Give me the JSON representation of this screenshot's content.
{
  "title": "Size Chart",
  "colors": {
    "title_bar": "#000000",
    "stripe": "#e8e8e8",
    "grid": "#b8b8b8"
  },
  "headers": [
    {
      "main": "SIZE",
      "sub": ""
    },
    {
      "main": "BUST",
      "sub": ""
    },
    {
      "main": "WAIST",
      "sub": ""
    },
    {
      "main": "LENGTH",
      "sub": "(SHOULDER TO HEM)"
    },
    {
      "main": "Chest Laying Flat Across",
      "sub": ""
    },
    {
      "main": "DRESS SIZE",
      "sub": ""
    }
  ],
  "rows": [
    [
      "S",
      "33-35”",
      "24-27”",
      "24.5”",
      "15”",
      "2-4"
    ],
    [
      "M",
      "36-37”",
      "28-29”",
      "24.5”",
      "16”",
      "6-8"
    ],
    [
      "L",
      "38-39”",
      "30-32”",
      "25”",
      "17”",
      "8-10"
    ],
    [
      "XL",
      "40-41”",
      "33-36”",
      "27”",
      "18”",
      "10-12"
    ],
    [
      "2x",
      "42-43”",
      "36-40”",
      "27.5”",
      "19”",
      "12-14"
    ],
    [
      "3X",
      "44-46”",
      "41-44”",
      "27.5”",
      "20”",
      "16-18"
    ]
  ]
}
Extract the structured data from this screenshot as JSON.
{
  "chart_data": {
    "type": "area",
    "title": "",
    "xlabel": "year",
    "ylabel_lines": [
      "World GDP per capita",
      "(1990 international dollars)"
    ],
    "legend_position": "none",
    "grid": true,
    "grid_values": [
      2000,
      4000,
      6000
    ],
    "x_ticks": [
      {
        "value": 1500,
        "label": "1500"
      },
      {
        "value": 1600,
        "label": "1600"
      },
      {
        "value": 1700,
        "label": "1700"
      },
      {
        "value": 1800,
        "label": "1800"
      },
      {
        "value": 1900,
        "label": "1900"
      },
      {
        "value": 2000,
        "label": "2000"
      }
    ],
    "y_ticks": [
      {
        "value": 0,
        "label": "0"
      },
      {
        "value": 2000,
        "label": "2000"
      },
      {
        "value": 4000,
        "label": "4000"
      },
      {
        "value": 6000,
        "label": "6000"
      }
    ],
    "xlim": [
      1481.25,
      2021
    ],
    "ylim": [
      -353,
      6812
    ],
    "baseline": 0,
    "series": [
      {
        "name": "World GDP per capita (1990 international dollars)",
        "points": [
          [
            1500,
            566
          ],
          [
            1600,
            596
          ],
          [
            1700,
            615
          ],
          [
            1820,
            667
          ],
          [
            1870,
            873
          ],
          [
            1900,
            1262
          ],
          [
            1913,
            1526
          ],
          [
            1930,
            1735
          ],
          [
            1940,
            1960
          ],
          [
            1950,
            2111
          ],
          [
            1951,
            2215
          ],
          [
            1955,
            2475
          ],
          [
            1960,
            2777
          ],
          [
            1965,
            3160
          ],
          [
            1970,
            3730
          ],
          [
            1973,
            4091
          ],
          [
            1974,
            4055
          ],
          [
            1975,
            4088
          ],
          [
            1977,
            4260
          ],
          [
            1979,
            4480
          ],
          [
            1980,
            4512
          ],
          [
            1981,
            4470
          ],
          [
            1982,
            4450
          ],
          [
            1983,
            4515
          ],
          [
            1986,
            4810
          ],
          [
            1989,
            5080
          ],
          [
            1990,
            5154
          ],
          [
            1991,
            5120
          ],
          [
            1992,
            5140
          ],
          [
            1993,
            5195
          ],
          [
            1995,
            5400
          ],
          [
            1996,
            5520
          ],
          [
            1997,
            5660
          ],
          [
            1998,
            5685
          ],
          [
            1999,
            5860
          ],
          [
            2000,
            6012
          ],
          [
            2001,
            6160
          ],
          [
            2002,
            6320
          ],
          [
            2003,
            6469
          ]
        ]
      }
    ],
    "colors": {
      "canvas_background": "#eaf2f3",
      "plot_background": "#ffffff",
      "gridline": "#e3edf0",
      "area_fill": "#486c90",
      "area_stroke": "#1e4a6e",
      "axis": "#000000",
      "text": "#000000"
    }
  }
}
--- --- ---
Go through the data above and find the lines with the word "screenshot". Copy each of those lines.

-- Written solution --
Give me the JSON representation of this screenshot's content.
Extract the structured data from this screenshot as JSON.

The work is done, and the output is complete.